» **EXERCISE**
What is the number of lines in the entries below that include the word "ДОБАВИТЬ"? Provide the number only.
# Start of RECORD SET
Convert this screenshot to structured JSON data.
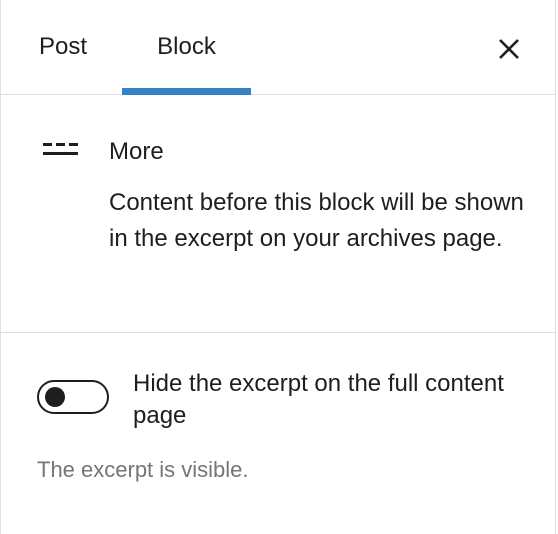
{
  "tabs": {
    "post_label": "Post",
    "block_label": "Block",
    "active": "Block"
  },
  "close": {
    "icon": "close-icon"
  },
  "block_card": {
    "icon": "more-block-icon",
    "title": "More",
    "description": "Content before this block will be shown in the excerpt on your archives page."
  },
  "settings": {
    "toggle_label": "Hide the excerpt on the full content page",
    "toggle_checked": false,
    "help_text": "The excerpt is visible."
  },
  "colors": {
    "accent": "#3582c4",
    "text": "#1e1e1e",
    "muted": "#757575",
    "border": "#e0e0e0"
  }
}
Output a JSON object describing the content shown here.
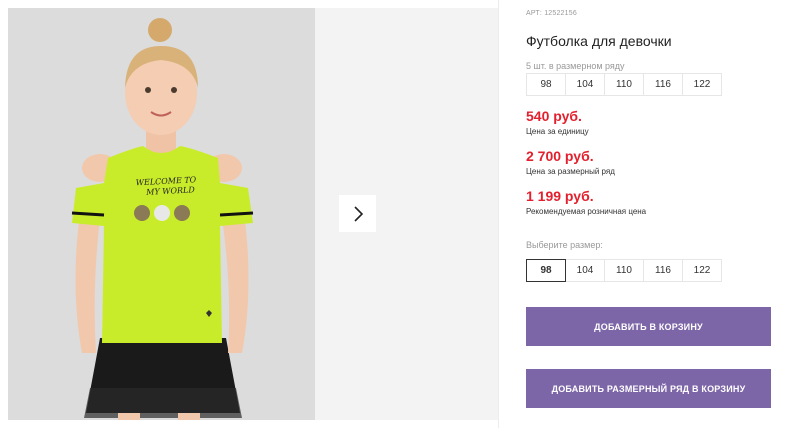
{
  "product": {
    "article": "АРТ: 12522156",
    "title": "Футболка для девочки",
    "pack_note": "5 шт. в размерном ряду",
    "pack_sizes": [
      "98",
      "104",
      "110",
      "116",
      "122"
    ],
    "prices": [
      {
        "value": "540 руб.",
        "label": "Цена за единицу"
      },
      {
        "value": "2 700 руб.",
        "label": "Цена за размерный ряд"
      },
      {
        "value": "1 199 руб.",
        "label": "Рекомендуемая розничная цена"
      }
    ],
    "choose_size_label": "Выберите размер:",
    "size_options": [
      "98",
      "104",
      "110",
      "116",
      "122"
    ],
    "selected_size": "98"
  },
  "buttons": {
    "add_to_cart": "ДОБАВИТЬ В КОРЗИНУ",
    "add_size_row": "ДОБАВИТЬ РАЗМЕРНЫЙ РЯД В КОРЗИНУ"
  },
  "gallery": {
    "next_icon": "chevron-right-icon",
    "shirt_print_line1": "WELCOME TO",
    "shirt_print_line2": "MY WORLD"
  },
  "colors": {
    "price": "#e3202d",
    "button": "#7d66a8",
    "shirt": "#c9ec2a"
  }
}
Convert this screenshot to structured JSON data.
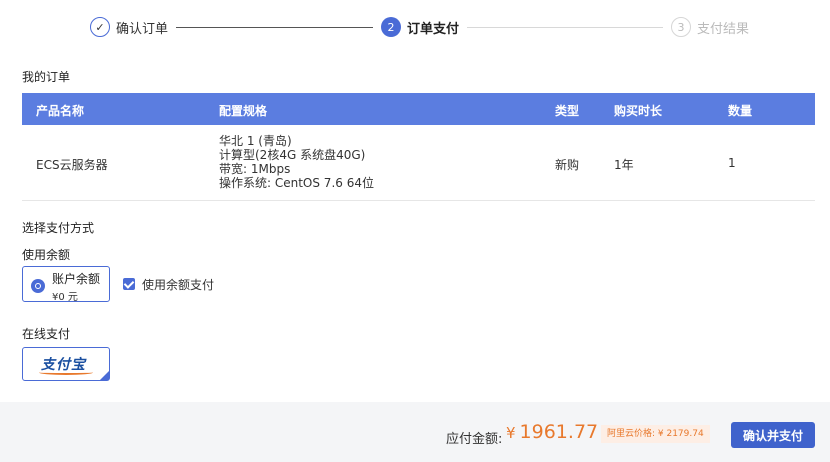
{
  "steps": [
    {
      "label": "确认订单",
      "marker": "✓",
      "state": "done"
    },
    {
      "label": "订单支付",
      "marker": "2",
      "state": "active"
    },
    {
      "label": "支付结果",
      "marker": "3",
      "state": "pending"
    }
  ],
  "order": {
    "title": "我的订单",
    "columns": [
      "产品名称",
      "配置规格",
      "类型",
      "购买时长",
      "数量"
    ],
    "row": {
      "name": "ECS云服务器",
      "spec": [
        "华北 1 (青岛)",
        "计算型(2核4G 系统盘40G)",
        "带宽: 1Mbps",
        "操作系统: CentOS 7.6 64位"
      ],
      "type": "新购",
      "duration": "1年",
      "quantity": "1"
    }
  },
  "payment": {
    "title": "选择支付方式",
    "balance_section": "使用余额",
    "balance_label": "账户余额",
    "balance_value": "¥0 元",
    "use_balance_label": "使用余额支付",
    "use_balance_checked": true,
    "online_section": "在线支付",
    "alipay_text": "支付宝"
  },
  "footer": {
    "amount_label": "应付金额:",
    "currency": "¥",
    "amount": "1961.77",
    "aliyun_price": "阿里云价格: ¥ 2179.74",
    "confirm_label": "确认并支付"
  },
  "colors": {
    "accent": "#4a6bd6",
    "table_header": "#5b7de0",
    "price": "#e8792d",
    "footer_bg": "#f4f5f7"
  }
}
# End of RECORD SET
# Start of RECORD SET
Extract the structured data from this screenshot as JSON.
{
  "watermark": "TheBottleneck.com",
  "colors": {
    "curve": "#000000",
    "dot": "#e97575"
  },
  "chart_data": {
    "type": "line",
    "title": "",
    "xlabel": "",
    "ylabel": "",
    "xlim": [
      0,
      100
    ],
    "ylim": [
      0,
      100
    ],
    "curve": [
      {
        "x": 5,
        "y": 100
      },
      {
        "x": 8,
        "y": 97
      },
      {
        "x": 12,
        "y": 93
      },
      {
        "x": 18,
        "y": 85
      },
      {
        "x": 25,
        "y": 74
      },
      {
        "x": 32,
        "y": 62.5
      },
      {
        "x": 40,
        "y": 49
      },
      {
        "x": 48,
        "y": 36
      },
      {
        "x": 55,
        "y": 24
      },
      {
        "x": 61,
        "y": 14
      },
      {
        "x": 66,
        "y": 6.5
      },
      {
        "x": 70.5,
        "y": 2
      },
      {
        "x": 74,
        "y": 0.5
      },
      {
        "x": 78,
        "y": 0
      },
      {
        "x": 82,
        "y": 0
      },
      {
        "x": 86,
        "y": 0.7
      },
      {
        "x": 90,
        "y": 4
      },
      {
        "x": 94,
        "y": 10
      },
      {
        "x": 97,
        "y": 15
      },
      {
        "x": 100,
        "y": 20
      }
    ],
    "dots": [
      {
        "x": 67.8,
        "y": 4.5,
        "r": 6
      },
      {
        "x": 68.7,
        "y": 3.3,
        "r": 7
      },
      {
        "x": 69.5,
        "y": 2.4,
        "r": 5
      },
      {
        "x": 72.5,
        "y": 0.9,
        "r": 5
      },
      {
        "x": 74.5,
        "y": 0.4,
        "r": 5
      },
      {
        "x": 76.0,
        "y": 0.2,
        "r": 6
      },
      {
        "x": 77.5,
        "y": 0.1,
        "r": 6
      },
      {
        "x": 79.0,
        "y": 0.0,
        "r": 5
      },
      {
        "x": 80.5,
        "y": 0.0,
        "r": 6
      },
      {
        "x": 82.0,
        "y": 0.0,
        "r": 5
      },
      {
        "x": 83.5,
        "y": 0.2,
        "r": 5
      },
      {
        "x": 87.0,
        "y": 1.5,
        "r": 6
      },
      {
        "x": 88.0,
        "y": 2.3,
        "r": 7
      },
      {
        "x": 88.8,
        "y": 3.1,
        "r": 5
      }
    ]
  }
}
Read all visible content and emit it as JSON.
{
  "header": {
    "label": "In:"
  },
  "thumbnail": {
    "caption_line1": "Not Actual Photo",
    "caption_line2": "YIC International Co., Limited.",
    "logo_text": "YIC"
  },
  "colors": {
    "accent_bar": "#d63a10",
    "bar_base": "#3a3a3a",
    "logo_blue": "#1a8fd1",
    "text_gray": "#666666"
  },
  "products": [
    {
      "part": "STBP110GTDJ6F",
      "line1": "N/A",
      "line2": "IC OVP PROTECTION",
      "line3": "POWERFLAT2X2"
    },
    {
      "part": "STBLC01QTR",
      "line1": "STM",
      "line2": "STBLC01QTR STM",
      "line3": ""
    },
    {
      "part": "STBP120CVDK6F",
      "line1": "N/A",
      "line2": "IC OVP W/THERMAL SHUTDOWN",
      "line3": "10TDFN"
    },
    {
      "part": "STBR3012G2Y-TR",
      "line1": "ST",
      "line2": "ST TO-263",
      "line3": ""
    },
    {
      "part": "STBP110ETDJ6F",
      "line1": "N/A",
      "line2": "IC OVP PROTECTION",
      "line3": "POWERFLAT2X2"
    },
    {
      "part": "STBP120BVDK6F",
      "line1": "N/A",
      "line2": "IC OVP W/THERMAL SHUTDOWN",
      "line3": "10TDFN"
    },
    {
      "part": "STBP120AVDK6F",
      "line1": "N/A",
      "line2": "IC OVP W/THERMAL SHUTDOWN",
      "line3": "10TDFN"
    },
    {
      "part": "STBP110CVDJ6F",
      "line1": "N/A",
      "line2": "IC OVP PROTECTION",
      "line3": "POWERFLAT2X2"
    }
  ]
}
# End of RECORD SET
» **THE RESULT**
2